AIM OF THE EXERCISE - Repeat all of the material below exactly as written, images excluded.
====
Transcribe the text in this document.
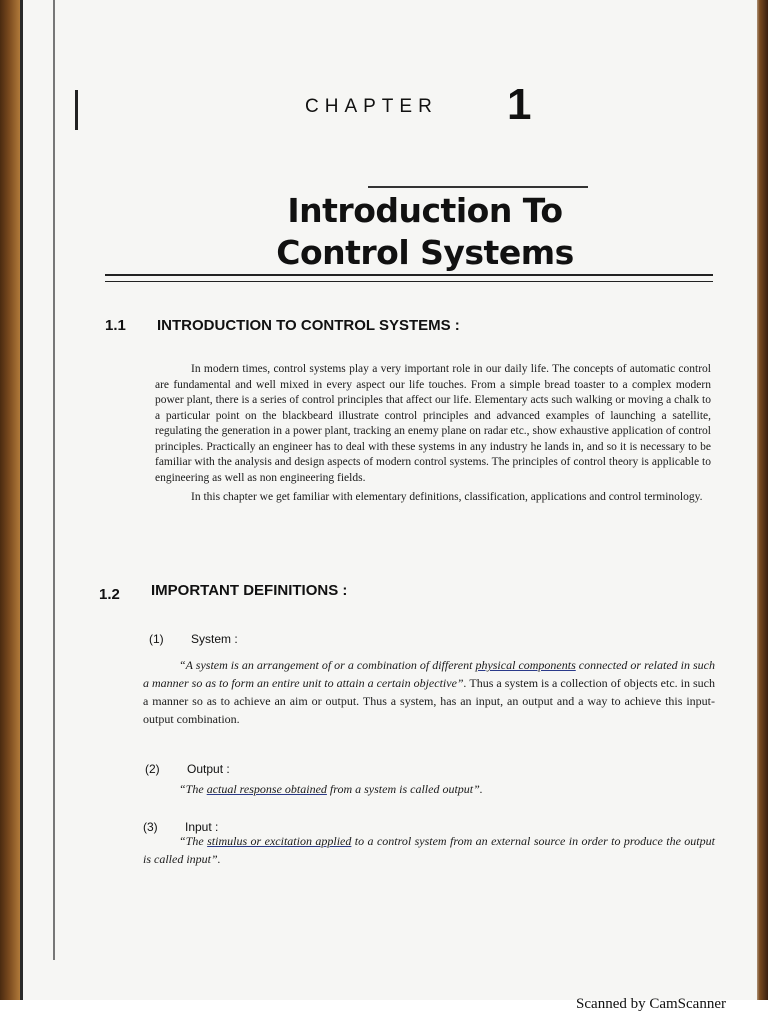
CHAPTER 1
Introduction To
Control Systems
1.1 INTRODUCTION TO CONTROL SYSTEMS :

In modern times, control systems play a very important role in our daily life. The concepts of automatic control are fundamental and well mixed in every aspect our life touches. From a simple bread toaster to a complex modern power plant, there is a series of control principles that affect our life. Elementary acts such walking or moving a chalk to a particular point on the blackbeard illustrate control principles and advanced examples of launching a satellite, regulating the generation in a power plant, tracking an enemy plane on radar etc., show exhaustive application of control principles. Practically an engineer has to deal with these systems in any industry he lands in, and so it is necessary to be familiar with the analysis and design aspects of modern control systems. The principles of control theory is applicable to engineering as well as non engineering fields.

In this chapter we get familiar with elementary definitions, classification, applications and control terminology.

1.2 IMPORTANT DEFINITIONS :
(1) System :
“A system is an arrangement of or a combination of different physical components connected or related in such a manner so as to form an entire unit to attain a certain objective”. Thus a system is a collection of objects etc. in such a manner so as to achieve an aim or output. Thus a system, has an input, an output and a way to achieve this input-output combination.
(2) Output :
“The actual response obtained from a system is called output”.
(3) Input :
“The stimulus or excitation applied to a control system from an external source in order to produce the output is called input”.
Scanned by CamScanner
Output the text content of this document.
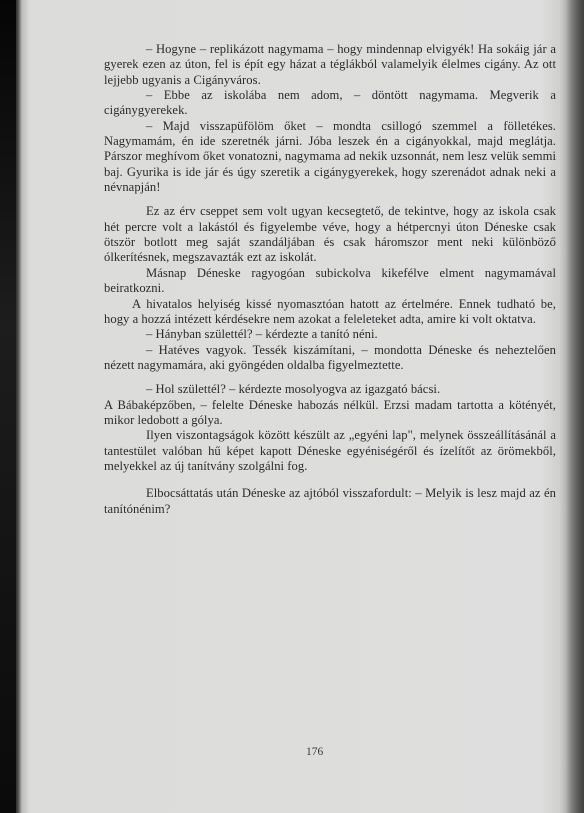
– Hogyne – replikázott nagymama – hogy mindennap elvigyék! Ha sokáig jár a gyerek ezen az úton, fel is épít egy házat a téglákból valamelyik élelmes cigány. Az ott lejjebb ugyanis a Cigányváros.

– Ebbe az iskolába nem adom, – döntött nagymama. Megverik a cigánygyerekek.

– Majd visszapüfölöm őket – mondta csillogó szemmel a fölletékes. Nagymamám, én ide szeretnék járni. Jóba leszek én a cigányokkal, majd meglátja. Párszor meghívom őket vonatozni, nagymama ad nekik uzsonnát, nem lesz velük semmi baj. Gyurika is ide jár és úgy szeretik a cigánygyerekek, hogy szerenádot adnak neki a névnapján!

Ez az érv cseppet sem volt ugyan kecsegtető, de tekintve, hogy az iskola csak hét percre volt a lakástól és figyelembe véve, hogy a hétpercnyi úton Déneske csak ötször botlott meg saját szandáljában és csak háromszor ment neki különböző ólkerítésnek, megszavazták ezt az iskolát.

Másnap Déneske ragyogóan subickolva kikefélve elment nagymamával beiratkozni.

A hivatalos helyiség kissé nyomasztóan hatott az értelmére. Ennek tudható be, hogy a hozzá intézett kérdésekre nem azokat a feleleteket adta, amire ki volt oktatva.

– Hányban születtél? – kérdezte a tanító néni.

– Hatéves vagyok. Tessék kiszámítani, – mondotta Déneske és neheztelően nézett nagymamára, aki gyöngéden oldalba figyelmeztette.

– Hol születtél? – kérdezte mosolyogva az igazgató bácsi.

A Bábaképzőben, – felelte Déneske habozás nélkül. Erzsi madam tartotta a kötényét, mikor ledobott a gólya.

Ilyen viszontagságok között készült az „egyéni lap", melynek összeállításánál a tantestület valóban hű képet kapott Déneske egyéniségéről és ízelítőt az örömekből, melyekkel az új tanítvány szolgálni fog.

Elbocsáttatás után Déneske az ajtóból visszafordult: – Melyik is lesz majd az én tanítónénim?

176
====
EXERCISE OUTPUT -
Transcribe the text in this document.
CHAPTER 1
Introduction To
Control Systems
1.1 INTRODUCTION TO CONTROL SYSTEMS :

In modern times, control systems play a very important role in our daily life. The concepts of automatic control are fundamental and well mixed in every aspect our life touches. From a simple bread toaster to a complex modern power plant, there is a series of control principles that affect our life. Elementary acts such walking or moving a chalk to a particular point on the blackbeard illustrate control principles and advanced examples of launching a satellite, regulating the generation in a power plant, tracking an enemy plane on radar etc., show exhaustive application of control principles. Practically an engineer has to deal with these systems in any industry he lands in, and so it is necessary to be familiar with the analysis and design aspects of modern control systems. The principles of control theory is applicable to engineering as well as non engineering fields.

In this chapter we get familiar with elementary definitions, classification, applications and control terminology.

1.2 IMPORTANT DEFINITIONS :
(1) System :
“A system is an arrangement of or a combination of different physical components connected or related in such a manner so as to form an entire unit to attain a certain objective”. Thus a system is a collection of objects etc. in such a manner so as to achieve an aim or output. Thus a system, has an input, an output and a way to achieve this input-output combination.
(2) Output :
“The actual response obtained from a system is called output”.
(3) Input :
“The stimulus or excitation applied to a control system from an external source in order to produce the output is called input”.
Scanned by CamScanner
Output the text content of this document.
– Hogyne – replikázott nagymama – hogy mindennap elvigyék! Ha sokáig jár a gyerek ezen az úton, fel is épít egy házat a téglákból valamelyik élelmes cigány. Az ott lejjebb ugyanis a Cigányváros.

– Ebbe az iskolába nem adom, – döntött nagymama. Megverik a cigánygyerekek.

– Majd visszapüfölöm őket – mondta csillogó szemmel a fölletékes. Nagymamám, én ide szeretnék járni. Jóba leszek én a cigányokkal, majd meglátja. Párszor meghívom őket vonatozni, nagymama ad nekik uzsonnát, nem lesz velük semmi baj. Gyurika is ide jár és úgy szeretik a cigánygyerekek, hogy szerenádot adnak neki a névnapján!

Ez az érv cseppet sem volt ugyan kecsegtető, de tekintve, hogy az iskola csak hét percre volt a lakástól és figyelembe véve, hogy a hétpercnyi úton Déneske csak ötször botlott meg saját szandáljában és csak háromszor ment neki különböző ólkerítésnek, megszavazták ezt az iskolát.

Másnap Déneske ragyogóan subickolva kikefélve elment nagymamával beiratkozni.

A hivatalos helyiség kissé nyomasztóan hatott az értelmére. Ennek tudható be, hogy a hozzá intézett kérdésekre nem azokat a feleleteket adta, amire ki volt oktatva.

– Hányban születtél? – kérdezte a tanító néni.

– Hatéves vagyok. Tessék kiszámítani, – mondotta Déneske és neheztelően nézett nagymamára, aki gyöngéden oldalba figyelmeztette.

– Hol születtél? – kérdezte mosolyogva az igazgató bácsi.

A Bábaképzőben, – felelte Déneske habozás nélkül. Erzsi madam tartotta a kötényét, mikor ledobott a gólya.

Ilyen viszontagságok között készült az „egyéni lap", melynek összeállításánál a tantestület valóban hű képet kapott Déneske egyéniségéről és ízelítőt az örömekből, melyekkel az új tanítvány szolgálni fog.

Elbocsáttatás után Déneske az ajtóból visszafordult: – Melyik is lesz majd az én tanítónénim?

176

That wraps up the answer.